*УЧЕБНЫЕ ВОПРОСЫ*:
a) Переведите на английский язык предложение из текста о болезнях и травмах: «Шрамы в душе, как и рубцы на теле, не рассасываются.»
b) Ответьте на вопросы по тексту о болезнях и травмах.
(i) Какие две причины болезней приводятся в тексте как пример очень наглядной зависимости?
(ii) В каком случае, согласно тексту, особенно характерно положение, при котором уход за больным служит напоминанием прежде всего его близким?
(iii) Что, по тексту, способно полностью изменить душу?
c) Продолжите текст о болезнях и травмах, начав сразу после его последнего предложения.

*ФРАГМЕНТ ТЕКСТА*:

________________________________________

По религиозным воззрениям можно выделить несколько аспектов травм и болезней: 1. Они заслужены по нравственным критериям, человек получает их в качестве меры воздействия, это сигнал о том, что ему необходимо пострадать за что-то. При этом уровень заболевания или травмы может косвенно говорить о тяжести «преступления». Иногда зависимость очень наглядна, например, болезни из-за пьянства или курения. 2. Травма может иметь внешний аспект, уход за больным человеком – это не столько напоминание самому больному, сколько его близким. Положение очень характерное в случае болезни детей. 3. Травма необходима для перехода человека на другой уровень мышления. Хуже-лучше – не об этом речь, одна и та же травма для разных людей имеет неодинаковый смысл, мы говорим об изменении мышления в принципе; одних болезнь исправляет, другие становятся нытиками, третьи превращают свои недуги в бизнес (заставляя работать на себя других). Можно для наглядности прокомментировать это положение с помощью хиромантии: травма приносит разрыв. Например, простой порез может изменить «линию судьбы». 4. Травмы и болезни выступают в качестве искусственных ограничителей. Человек по физическим кондициям, по крайней мере, временно не сможет совершить столько негативных проступков и просто технических ошибок, сколько совершил бы, будь он здоров. Вместе с тем ограничение в деятельности всегда локально, есть очень много сфер применения своих талантов при любой болезни. Есть и другие внешние и внутренние причины и цели болезней.
Болезнь, таким образом, – явление очень многоплановое и масштабное. В ней переплелись и социальные, и индивидуалистические доминанты. В целом мы всегда должны иметь в виду, что нет личных болезней, любой недуг имеет и индивидуальный, и социальный смысл. Чего больше в конкретной болезни – ответ на этот вопрос, как представляется, принципиально недоступен для человека – если, разумеется, Бог управляет миром.
Шрамы в душе, как и рубцы на теле, не рассасываются. События кажутся незначительными, а обиды пустыми, но шрам остался. Видимо, только преображение способно полностью изменить душу – как и тело. Шрам – кусочек чуждой, неродной плоти, бывшей когда-то твоей. Это неполноценный участок связи между здоровыми частями тела. Это глухое напоминание о собственной ущербности, о былой когда-то вспышке негатива, о кризисе веры и терпения, оптимизма и самоуважения.

________________________________________

Данные сегментации страницы
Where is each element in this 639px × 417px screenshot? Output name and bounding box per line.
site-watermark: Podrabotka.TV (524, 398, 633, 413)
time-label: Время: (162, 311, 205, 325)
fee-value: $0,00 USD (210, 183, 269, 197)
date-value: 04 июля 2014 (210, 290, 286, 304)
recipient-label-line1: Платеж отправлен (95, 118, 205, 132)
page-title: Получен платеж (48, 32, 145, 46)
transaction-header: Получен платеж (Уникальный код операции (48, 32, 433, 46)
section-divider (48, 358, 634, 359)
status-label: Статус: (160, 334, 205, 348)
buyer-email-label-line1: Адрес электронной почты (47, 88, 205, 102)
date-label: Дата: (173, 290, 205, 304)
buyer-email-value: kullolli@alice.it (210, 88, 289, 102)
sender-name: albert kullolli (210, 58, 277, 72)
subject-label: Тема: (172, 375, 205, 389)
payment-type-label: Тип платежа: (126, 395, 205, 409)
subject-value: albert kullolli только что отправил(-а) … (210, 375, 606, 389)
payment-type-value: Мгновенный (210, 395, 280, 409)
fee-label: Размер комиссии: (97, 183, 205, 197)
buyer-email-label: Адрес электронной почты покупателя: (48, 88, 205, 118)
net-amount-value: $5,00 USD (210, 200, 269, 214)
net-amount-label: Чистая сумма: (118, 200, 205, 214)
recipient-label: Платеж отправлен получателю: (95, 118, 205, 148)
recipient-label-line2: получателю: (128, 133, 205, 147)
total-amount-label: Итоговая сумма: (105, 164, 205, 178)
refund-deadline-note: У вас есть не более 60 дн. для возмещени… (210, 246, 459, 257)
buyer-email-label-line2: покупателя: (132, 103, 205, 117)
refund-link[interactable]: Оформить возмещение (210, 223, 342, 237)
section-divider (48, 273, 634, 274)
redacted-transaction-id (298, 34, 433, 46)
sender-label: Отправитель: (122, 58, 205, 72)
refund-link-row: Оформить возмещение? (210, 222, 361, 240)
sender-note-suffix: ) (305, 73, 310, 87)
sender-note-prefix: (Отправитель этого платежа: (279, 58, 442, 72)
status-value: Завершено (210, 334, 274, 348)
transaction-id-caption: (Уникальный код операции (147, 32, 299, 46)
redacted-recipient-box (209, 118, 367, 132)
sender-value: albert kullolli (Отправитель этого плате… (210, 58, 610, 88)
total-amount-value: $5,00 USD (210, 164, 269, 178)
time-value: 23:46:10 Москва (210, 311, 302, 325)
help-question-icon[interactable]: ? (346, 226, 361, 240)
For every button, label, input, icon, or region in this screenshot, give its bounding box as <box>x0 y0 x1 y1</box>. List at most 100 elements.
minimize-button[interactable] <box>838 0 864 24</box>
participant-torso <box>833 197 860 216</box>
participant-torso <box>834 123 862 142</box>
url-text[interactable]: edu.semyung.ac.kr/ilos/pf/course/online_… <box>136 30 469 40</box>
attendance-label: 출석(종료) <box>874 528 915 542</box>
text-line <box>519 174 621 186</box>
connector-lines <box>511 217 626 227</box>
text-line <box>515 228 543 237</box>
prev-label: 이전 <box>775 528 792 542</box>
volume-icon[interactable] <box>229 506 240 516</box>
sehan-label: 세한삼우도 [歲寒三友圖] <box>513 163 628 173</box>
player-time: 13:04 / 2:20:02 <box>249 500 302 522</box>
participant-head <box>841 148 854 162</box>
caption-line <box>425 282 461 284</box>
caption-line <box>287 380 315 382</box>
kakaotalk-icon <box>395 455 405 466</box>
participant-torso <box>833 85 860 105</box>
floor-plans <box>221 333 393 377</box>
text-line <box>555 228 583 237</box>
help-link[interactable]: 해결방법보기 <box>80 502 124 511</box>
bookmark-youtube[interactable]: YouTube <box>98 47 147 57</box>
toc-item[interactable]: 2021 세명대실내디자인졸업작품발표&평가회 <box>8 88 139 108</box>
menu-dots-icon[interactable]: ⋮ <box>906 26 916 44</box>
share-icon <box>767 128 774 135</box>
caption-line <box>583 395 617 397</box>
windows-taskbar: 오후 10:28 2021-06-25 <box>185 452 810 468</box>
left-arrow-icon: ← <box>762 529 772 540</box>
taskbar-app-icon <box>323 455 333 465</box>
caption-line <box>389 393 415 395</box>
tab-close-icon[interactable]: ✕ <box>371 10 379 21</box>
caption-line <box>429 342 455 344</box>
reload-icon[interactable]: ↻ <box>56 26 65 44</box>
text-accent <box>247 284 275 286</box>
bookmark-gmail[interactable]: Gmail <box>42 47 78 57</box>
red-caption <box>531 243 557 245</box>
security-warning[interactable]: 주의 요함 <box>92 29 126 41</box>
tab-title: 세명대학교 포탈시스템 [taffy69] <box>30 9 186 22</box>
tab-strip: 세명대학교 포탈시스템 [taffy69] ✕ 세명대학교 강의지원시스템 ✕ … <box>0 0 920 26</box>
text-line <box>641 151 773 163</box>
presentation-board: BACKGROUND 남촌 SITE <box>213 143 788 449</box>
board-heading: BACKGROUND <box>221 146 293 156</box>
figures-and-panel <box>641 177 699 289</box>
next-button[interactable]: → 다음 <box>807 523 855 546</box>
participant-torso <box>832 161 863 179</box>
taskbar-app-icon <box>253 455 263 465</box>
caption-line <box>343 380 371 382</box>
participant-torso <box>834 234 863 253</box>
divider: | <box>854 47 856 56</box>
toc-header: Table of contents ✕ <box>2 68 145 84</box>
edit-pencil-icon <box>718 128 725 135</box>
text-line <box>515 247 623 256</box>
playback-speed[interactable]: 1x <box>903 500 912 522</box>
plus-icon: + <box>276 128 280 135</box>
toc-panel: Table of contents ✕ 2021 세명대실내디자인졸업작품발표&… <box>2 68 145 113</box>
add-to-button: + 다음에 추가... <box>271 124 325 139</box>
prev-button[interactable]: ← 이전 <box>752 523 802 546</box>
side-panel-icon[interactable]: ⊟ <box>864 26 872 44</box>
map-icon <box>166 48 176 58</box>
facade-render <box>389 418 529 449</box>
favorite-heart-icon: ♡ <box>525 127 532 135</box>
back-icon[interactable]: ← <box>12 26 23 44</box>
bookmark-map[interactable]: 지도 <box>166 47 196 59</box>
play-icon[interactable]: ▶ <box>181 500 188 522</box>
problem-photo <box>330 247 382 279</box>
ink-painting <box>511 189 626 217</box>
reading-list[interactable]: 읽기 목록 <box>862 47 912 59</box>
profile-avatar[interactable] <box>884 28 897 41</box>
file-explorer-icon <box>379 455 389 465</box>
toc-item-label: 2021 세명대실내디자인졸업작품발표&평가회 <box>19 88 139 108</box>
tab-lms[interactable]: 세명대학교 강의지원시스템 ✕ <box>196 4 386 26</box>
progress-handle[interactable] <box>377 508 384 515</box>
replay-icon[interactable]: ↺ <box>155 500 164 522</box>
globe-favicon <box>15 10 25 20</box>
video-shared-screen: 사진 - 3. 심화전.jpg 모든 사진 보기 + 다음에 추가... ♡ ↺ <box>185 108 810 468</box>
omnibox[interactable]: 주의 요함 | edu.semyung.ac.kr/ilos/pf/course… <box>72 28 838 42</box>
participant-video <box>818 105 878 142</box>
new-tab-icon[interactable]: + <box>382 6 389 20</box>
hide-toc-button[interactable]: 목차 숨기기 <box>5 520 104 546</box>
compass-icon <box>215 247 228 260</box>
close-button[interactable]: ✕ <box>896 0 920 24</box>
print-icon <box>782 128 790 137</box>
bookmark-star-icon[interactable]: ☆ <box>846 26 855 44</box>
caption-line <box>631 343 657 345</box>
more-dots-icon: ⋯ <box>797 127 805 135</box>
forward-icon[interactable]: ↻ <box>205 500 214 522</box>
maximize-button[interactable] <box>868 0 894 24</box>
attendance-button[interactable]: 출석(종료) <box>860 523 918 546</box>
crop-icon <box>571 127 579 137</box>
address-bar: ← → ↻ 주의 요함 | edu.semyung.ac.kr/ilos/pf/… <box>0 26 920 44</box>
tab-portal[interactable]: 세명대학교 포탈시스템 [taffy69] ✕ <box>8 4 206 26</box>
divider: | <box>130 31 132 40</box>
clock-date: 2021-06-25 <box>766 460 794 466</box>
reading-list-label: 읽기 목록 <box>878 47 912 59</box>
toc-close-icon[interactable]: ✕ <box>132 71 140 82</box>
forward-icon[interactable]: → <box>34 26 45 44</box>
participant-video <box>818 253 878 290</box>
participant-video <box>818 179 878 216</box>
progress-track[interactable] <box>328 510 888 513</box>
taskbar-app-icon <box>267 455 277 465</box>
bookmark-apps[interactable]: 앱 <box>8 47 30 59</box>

________________________________________

*РЕШЁННЫЕ ЗАДАНИЯ*:
a) Scars on the soul, like scars on the body, do not fade away.

b)
(i) Пьянство и курение.
(ii) В случае болезни детей.
(iii) Только преображение.

c)
Почему так: болезнь плоти вызывает сочувствие со стороны близких (которое часто сопряжено с чувством вины), страдания души – скорее всего, неприязнь с их стороны? Страдающий плотью перестает грешить, страдание души почти всегда от порочности. Здесь много самостного, гнилого, застойного. Страдания плоти дают пример того, как надо страдать душой. Не нужно выносить собственную боль на всеобщее обозрение, не нужно обвинять других. К врачам нужно попытаться отнестись с благодарностью. Даже если врач ошибся, он хотел, чтобы ты выздоровел.
Фромм прав: чувство вины неустранимо. Это рубец на душе, с которым вполне можно жить, но который нет-нет, да напомнит о себе, потому что чужое. Но и без него уже нельзя, это граница перехода одновременно и между прошлым и настоящим, и между настоящим и настоящим. В душе каждого человека полно травматических спаек. И как кровяной поток, натыкаясь вдруг на преграду, поворачивает в сторону, как бы вспомнив что-то, так и мысль вдруг упирается во что-то, бывшее родным и знакомым. Чаще всего эта преграда по привычке обходится, но в тяжелые минуты нездоровья эта искусственная спайка становится особенно неуступчивой, напоминает о себе, требует лишить её статуса изгоя, просится обратно, хоть и знает, что это невозможно.
Мы живем очень многими жизнями, и в каждой из них кровь-душа постоянно соприкасается с потерянным навсегда, память каждый раз сжимает некогда свободный проход. Душа человека едина, как и его тело. На каждый вздох, на каждый шаг, на каждый порыв души влияет допущенная когда-то неосторожность, небрежность. В каждом слове, каждой мысли и в каждой улыбке есть шрамы прошлых обид, беспечности и страдания.
Нужны ли человеку эти знаки? А нужны ли были пощечины Иову или Павлу?